Aim:
Filter these entries so that only lines with the word "ylabel" remain.

Provided data:
[BEGIN]
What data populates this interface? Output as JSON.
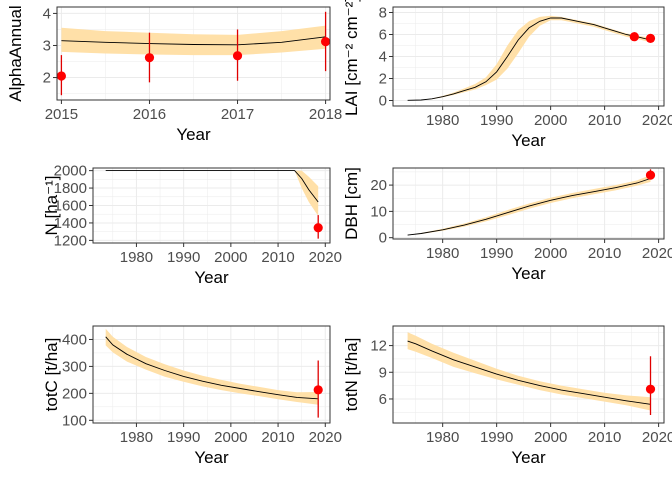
{
  "colors": {
    "band": "#FFE0A8",
    "line": "#000000",
    "point": "#FF0000",
    "errorbar": "#E00000",
    "grid": "#EBEBEB",
    "panel_border": "#333333"
  },
  "chart_data": [
    {
      "id": "alpha",
      "type": "line",
      "xlabel": "Year",
      "ylabel": "AlphaAnnual",
      "xlim": [
        2014.95,
        2018.05
      ],
      "ylim": [
        1.3,
        4.2
      ],
      "xticks": [
        2015,
        2016,
        2017,
        2018
      ],
      "xtick_labels": [
        "2015",
        "2016",
        "2017",
        "2018"
      ],
      "yticks": [
        2,
        3,
        4
      ],
      "ytick_labels": [
        "2",
        "3",
        "4"
      ],
      "series": [
        {
          "x": [
            2015,
            2015.5,
            2016,
            2016.5,
            2017,
            2017.5,
            2018
          ],
          "y": [
            3.15,
            3.1,
            3.06,
            3.03,
            3.02,
            3.1,
            3.27
          ],
          "lower": [
            2.8,
            2.75,
            2.72,
            2.7,
            2.7,
            2.78,
            2.9
          ],
          "upper": [
            3.55,
            3.45,
            3.4,
            3.35,
            3.33,
            3.45,
            3.62
          ]
        }
      ],
      "observations": [
        {
          "x": 2015,
          "y": 2.05,
          "low": 1.45,
          "high": 2.7
        },
        {
          "x": 2016,
          "y": 2.62,
          "low": 1.85,
          "high": 3.4
        },
        {
          "x": 2017,
          "y": 2.68,
          "low": 1.9,
          "high": 3.5
        },
        {
          "x": 2018,
          "y": 3.12,
          "low": 2.2,
          "high": 4.05
        }
      ]
    },
    {
      "id": "lai",
      "type": "line",
      "xlabel": "Year",
      "ylabel": "LAI [cm⁻² cm⁻²]",
      "xlim": [
        1970.8,
        2021
      ],
      "ylim": [
        -0.5,
        8.5
      ],
      "xticks": [
        1980,
        1990,
        2000,
        2010,
        2020
      ],
      "xtick_labels": [
        "1980",
        "1990",
        "2000",
        "2010",
        "2020"
      ],
      "yticks": [
        0,
        2,
        4,
        6,
        8
      ],
      "ytick_labels": [
        "0",
        "2",
        "4",
        "6",
        "8"
      ],
      "series": [
        {
          "x": [
            1973.5,
            1976,
            1978,
            1980,
            1982,
            1984,
            1986,
            1988,
            1990,
            1992,
            1994,
            1996,
            1998,
            2000,
            2002,
            2004,
            2006,
            2008,
            2010,
            2012,
            2014,
            2016,
            2018.5
          ],
          "y": [
            0.02,
            0.05,
            0.15,
            0.35,
            0.6,
            0.9,
            1.2,
            1.7,
            2.6,
            4.0,
            5.5,
            6.6,
            7.2,
            7.5,
            7.5,
            7.3,
            7.1,
            6.9,
            6.6,
            6.3,
            6.0,
            5.8,
            5.5
          ],
          "lower": [
            0.02,
            0.05,
            0.12,
            0.3,
            0.5,
            0.75,
            1.0,
            1.4,
            1.9,
            2.9,
            4.3,
            5.8,
            6.8,
            7.3,
            7.3,
            7.1,
            6.9,
            6.7,
            6.4,
            6.1,
            5.8,
            5.6,
            5.3
          ],
          "upper": [
            0.02,
            0.05,
            0.18,
            0.42,
            0.72,
            1.1,
            1.5,
            2.1,
            3.3,
            5.0,
            6.4,
            7.2,
            7.6,
            7.7,
            7.6,
            7.4,
            7.2,
            7.0,
            6.7,
            6.4,
            6.1,
            5.9,
            5.7
          ]
        }
      ],
      "observations": [
        {
          "x": 2015.5,
          "y": 5.8,
          "low": 5.5,
          "high": 6.2
        },
        {
          "x": 2018.5,
          "y": 5.65,
          "low": 5.3,
          "high": 6.0
        }
      ]
    },
    {
      "id": "n",
      "type": "line",
      "xlabel": "Year",
      "ylabel": "N [ha⁻¹]",
      "xlim": [
        1970.8,
        2021
      ],
      "ylim": [
        1170,
        2030
      ],
      "xticks": [
        1980,
        1990,
        2000,
        2010,
        2020
      ],
      "xtick_labels": [
        "1980",
        "1990",
        "2000",
        "2010",
        "2020"
      ],
      "yticks": [
        1200,
        1400,
        1600,
        1800,
        2000
      ],
      "ytick_labels": [
        "1200",
        "1400",
        "1600",
        "1800",
        "2000"
      ],
      "series": [
        {
          "x": [
            1973.5,
            1990,
            2000,
            2010,
            2013.5,
            2015,
            2016.5,
            2018.5
          ],
          "y": [
            2000,
            2000,
            2000,
            2000,
            2000,
            1910,
            1780,
            1640
          ],
          "lower": [
            2000,
            2000,
            2000,
            2000,
            2000,
            1800,
            1640,
            1480
          ],
          "upper": [
            2000,
            2000,
            2000,
            2000,
            2000,
            2000,
            1930,
            1820
          ]
        }
      ],
      "observations": [
        {
          "x": 2018.5,
          "y": 1345,
          "low": 1220,
          "high": 1490
        }
      ]
    },
    {
      "id": "dbh",
      "type": "line",
      "xlabel": "Year",
      "ylabel": "DBH [cm]",
      "xlim": [
        1970.8,
        2021
      ],
      "ylim": [
        -0.5,
        26.5
      ],
      "xticks": [
        1980,
        1990,
        2000,
        2010,
        2020
      ],
      "xtick_labels": [
        "1980",
        "1990",
        "2000",
        "2010",
        "2020"
      ],
      "yticks": [
        0,
        10,
        20
      ],
      "ytick_labels": [
        "0",
        "10",
        "20"
      ],
      "series": [
        {
          "x": [
            1973.5,
            1976,
            1980,
            1984,
            1988,
            1992,
            1996,
            2000,
            2004,
            2008,
            2012,
            2016,
            2018.5
          ],
          "y": [
            1.0,
            1.6,
            3.0,
            4.8,
            7.0,
            9.5,
            12.0,
            14.2,
            16.0,
            17.5,
            19.0,
            20.8,
            22.5
          ],
          "lower": [
            1.0,
            1.4,
            2.6,
            4.2,
            6.2,
            8.5,
            11.0,
            13.2,
            15.0,
            16.5,
            18.0,
            19.8,
            21.2
          ],
          "upper": [
            1.0,
            1.8,
            3.4,
            5.4,
            7.8,
            10.5,
            13.0,
            15.2,
            17.0,
            18.5,
            20.0,
            21.8,
            23.8
          ]
        }
      ],
      "observations": [
        {
          "x": 2018.5,
          "y": 23.8,
          "low": 22.2,
          "high": 26.0
        }
      ]
    },
    {
      "id": "totc",
      "type": "line",
      "xlabel": "Year",
      "ylabel": "totC [t/ha]",
      "xlim": [
        1970.8,
        2021
      ],
      "ylim": [
        90,
        450
      ],
      "xticks": [
        1980,
        1990,
        2000,
        2010,
        2020
      ],
      "xtick_labels": [
        "1980",
        "1990",
        "2000",
        "2010",
        "2020"
      ],
      "yticks": [
        100,
        200,
        300,
        400
      ],
      "ytick_labels": [
        "100",
        "200",
        "300",
        "400"
      ],
      "series": [
        {
          "x": [
            1973.5,
            1975,
            1978,
            1982,
            1986,
            1990,
            1994,
            1998,
            2002,
            2006,
            2010,
            2014,
            2018.5
          ],
          "y": [
            410,
            380,
            345,
            310,
            285,
            263,
            245,
            230,
            218,
            206,
            195,
            185,
            180
          ],
          "lower": [
            378,
            352,
            318,
            288,
            262,
            243,
            226,
            212,
            200,
            190,
            178,
            168,
            158
          ],
          "upper": [
            440,
            410,
            372,
            335,
            308,
            285,
            265,
            250,
            236,
            224,
            212,
            204,
            205
          ]
        }
      ],
      "observations": [
        {
          "x": 2018.5,
          "y": 213,
          "low": 110,
          "high": 322
        }
      ]
    },
    {
      "id": "totn",
      "type": "line",
      "xlabel": "Year",
      "ylabel": "totN [t/ha]",
      "xlim": [
        1970.8,
        2021
      ],
      "ylim": [
        3.3,
        14.2
      ],
      "xticks": [
        1980,
        1990,
        2000,
        2010,
        2020
      ],
      "xtick_labels": [
        "1980",
        "1990",
        "2000",
        "2010",
        "2020"
      ],
      "yticks": [
        6,
        9,
        12
      ],
      "ytick_labels": [
        "6",
        "9",
        "12"
      ],
      "series": [
        {
          "x": [
            1973.5,
            1975,
            1978,
            1982,
            1986,
            1990,
            1994,
            1998,
            2002,
            2006,
            2010,
            2014,
            2018.5
          ],
          "y": [
            12.5,
            12.2,
            11.4,
            10.4,
            9.6,
            8.8,
            8.1,
            7.5,
            7.0,
            6.6,
            6.2,
            5.8,
            5.4
          ],
          "lower": [
            11.6,
            11.3,
            10.6,
            9.6,
            8.9,
            8.2,
            7.6,
            7.0,
            6.5,
            6.1,
            5.7,
            5.3,
            4.7
          ],
          "upper": [
            13.5,
            13.1,
            12.2,
            11.2,
            10.3,
            9.4,
            8.6,
            8.0,
            7.5,
            7.1,
            6.7,
            6.4,
            6.2
          ]
        }
      ],
      "observations": [
        {
          "x": 2018.5,
          "y": 7.1,
          "low": 4.2,
          "high": 10.8
        }
      ]
    }
  ]
}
[END]
Answer for this exercise:
      "ylabel": "AlphaAnnual",
      "ylabel": "LAI [cm⁻² cm⁻²]",
      "ylabel": "N [ha⁻¹]",
      "ylabel": "DBH [cm]",
      "ylabel": "totC [t/ha]",
      "ylabel": "totN [t/ha]",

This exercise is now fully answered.